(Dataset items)
···

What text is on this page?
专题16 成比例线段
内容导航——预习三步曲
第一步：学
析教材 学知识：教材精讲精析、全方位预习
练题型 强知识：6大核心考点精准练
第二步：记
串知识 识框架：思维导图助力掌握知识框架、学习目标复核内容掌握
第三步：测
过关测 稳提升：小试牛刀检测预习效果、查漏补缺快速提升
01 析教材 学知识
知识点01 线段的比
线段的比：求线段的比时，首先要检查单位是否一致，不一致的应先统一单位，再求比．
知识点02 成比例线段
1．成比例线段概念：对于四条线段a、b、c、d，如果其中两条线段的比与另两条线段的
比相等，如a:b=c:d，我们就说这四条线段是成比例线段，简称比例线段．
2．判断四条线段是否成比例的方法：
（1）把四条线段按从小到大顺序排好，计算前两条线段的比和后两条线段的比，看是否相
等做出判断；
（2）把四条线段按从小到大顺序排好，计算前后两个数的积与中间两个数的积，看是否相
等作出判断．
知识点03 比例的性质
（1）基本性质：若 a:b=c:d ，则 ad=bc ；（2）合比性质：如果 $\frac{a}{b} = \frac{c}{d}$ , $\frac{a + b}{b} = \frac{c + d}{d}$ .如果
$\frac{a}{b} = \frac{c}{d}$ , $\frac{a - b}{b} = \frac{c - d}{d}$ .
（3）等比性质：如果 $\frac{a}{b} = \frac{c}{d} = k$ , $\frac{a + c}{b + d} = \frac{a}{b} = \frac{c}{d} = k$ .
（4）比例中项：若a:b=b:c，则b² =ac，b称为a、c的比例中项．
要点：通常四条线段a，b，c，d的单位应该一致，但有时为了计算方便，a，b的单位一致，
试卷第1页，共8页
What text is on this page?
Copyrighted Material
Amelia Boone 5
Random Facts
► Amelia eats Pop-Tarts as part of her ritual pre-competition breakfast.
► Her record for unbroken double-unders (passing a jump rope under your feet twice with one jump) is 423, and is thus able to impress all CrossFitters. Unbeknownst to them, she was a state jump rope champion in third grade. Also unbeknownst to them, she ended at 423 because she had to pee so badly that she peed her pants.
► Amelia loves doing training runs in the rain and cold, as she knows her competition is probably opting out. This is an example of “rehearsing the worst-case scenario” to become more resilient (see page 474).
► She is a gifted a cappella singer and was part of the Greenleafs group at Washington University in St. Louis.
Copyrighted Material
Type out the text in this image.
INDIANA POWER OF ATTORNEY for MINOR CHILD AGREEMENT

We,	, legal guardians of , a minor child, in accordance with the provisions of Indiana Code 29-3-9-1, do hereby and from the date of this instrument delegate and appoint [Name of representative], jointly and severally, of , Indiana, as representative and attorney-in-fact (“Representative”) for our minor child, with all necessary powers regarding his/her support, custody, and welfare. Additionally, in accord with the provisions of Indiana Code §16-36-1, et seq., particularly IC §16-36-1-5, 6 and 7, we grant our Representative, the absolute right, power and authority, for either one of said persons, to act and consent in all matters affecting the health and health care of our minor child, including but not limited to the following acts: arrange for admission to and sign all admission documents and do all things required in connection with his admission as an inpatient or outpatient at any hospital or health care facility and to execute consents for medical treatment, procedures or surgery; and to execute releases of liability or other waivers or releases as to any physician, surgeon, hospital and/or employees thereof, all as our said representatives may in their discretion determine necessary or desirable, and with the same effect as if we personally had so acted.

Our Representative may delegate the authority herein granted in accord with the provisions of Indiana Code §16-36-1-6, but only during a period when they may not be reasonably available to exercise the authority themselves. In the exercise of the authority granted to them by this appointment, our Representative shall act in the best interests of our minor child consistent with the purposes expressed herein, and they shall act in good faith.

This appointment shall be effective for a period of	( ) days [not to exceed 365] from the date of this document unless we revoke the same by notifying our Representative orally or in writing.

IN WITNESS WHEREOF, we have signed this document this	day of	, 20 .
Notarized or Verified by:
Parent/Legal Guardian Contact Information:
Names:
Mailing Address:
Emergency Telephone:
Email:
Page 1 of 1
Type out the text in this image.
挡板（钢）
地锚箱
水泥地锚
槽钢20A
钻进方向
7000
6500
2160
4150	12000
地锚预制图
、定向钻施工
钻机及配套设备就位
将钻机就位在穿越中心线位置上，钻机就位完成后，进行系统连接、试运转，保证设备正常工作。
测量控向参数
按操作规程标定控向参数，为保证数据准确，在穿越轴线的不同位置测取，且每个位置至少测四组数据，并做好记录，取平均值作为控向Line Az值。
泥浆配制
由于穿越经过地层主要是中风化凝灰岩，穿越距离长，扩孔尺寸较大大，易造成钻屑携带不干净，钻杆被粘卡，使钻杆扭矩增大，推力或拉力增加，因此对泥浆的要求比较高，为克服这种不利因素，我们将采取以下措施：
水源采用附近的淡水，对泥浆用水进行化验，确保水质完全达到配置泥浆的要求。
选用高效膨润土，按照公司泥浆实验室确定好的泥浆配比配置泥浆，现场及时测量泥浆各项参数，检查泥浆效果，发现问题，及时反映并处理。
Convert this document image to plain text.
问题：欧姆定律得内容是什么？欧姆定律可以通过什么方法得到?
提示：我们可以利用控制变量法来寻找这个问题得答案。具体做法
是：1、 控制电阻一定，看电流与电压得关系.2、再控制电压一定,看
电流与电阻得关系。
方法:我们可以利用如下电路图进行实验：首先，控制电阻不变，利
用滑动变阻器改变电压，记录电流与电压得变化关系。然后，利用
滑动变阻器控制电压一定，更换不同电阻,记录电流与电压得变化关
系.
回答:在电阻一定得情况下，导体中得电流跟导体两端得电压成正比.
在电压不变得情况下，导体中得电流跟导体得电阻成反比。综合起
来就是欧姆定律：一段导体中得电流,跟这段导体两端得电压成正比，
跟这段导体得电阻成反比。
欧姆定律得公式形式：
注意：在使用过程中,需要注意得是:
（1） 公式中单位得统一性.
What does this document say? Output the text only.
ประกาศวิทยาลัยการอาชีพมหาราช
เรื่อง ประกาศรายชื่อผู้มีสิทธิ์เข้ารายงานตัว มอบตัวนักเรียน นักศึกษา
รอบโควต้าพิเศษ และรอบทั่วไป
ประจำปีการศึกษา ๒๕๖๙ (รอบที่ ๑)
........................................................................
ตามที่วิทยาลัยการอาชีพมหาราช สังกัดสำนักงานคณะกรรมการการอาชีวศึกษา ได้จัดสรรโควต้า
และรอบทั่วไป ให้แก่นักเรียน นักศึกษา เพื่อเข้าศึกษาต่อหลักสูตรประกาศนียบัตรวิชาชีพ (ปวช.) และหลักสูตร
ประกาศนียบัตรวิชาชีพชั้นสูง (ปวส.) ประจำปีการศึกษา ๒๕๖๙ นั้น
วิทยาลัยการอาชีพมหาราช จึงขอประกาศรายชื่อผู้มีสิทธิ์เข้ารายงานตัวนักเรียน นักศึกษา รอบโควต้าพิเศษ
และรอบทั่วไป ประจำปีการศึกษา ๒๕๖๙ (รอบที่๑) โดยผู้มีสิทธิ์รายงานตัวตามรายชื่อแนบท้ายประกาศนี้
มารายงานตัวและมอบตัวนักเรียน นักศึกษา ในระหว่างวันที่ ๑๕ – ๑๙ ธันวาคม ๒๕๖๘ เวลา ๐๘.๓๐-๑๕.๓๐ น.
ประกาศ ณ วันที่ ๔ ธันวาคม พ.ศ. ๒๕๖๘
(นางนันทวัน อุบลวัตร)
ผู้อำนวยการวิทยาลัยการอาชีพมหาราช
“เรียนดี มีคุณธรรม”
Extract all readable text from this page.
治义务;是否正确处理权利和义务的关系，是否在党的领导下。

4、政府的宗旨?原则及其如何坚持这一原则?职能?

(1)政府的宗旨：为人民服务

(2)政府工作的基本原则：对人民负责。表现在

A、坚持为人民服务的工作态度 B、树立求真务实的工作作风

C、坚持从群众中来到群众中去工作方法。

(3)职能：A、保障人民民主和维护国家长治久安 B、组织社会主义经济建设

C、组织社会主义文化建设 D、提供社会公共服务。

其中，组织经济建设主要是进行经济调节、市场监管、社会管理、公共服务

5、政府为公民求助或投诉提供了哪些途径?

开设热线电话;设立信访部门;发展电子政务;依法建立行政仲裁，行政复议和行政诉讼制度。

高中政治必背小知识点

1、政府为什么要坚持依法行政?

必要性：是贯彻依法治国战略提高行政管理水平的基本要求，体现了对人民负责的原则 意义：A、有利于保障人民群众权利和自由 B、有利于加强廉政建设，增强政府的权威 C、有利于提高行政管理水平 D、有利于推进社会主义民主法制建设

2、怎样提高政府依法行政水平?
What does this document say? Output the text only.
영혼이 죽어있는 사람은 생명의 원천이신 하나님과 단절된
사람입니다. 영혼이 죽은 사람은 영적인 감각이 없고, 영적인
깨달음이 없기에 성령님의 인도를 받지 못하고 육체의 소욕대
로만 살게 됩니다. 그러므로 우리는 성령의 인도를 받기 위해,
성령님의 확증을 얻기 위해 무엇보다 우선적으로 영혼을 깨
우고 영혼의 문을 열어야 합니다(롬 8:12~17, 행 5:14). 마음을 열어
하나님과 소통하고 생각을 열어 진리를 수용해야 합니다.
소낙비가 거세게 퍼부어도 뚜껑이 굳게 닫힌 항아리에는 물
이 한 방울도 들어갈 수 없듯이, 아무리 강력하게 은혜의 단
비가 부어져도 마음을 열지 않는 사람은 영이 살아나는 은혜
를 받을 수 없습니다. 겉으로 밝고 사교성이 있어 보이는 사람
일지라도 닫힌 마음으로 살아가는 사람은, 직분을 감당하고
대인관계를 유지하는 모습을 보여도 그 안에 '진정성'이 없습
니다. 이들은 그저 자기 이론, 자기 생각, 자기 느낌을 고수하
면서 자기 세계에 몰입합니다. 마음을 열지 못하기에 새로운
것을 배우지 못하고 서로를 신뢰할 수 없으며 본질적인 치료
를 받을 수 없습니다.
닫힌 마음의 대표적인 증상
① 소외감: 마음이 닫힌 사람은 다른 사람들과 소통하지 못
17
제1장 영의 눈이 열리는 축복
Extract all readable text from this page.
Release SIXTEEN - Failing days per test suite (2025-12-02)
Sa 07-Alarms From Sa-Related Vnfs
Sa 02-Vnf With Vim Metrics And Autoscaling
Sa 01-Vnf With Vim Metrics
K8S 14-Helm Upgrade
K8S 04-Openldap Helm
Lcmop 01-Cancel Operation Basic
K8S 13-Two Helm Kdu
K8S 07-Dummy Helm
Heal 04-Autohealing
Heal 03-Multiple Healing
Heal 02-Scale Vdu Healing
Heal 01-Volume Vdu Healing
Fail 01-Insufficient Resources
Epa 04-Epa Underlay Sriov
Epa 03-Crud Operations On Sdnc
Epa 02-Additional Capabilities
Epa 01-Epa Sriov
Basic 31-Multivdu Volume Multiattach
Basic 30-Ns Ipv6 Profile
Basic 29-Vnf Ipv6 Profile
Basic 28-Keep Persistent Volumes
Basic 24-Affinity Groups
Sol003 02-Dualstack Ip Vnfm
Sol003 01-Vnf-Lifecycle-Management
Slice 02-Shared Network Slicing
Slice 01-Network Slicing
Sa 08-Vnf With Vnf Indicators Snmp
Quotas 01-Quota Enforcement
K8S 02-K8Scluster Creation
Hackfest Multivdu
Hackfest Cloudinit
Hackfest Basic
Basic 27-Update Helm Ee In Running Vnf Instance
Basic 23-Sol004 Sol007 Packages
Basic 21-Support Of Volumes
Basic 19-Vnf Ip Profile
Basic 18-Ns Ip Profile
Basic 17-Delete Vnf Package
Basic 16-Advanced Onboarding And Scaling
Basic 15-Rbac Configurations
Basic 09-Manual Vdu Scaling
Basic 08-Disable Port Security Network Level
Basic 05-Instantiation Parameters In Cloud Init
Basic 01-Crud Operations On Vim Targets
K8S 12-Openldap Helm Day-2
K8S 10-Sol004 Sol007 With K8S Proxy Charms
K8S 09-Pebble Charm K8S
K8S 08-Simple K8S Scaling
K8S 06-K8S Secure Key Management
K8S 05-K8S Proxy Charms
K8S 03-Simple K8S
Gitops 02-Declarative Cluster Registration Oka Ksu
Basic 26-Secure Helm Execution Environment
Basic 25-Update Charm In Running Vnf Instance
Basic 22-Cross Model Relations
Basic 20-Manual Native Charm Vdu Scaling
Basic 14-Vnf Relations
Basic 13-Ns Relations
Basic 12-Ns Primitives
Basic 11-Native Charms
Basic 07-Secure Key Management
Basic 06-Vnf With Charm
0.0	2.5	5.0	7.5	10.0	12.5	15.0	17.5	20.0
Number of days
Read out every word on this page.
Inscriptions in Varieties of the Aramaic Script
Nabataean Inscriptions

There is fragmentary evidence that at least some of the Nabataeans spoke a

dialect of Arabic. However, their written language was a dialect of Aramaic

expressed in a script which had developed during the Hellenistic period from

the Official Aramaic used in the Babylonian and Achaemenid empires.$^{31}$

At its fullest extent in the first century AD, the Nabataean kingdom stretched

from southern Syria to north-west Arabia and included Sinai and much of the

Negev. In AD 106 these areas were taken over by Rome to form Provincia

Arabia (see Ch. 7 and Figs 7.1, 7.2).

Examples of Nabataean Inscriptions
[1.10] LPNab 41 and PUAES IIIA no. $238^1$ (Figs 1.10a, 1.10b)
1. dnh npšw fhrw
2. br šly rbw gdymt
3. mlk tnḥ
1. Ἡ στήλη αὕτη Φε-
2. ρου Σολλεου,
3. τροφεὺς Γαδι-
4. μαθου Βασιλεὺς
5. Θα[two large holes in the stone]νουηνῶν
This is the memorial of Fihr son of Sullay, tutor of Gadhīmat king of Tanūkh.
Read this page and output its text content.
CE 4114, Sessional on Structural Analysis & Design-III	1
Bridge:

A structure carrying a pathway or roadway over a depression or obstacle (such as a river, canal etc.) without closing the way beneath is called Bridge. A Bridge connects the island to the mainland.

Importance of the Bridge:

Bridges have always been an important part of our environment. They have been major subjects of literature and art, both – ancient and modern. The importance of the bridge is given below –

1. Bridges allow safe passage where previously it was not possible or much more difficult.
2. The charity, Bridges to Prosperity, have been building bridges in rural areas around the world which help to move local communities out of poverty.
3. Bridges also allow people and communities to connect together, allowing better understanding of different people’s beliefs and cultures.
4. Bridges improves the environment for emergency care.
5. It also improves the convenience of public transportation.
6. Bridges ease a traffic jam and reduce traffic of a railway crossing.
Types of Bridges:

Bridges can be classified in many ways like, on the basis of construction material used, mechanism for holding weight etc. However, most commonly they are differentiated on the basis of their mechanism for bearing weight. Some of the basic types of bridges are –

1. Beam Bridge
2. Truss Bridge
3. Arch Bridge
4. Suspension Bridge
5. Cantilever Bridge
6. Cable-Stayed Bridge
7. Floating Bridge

···

**Goal of the exercise**
Lines containing the word "없습니다" must all be returned from the material above.

**Exercise output**
를 받을 수 없습니다. 겉으로 밝고 사교성이 있어 보이는 사람
를 받을 수 없습니다.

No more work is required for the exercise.